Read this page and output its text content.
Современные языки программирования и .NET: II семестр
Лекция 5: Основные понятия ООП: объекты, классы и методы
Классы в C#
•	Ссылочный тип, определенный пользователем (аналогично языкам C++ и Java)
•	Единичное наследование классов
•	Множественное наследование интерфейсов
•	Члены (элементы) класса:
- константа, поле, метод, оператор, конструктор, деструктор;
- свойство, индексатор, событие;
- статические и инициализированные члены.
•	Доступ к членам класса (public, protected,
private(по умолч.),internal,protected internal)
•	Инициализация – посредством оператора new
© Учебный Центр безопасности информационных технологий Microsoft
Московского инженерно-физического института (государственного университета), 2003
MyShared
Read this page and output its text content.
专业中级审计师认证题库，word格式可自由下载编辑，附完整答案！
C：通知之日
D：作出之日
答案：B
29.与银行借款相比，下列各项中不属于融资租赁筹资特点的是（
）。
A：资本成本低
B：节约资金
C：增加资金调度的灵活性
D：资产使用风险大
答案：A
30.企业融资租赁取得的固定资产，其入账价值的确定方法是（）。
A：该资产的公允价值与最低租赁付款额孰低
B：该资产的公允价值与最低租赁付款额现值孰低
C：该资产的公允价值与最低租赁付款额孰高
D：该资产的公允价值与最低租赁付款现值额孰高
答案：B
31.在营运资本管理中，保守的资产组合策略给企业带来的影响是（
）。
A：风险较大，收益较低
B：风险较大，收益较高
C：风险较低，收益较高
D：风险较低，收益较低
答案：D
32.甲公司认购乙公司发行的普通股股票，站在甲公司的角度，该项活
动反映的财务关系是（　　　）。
..............................
*WORK TO COMPLETE*: Look through the material above and pick out each line holding the word "protected".

*OUTPUT BELOW*:
•	Доступ к членам класса (public, protected,
private(по умолч.),internal,protected internal)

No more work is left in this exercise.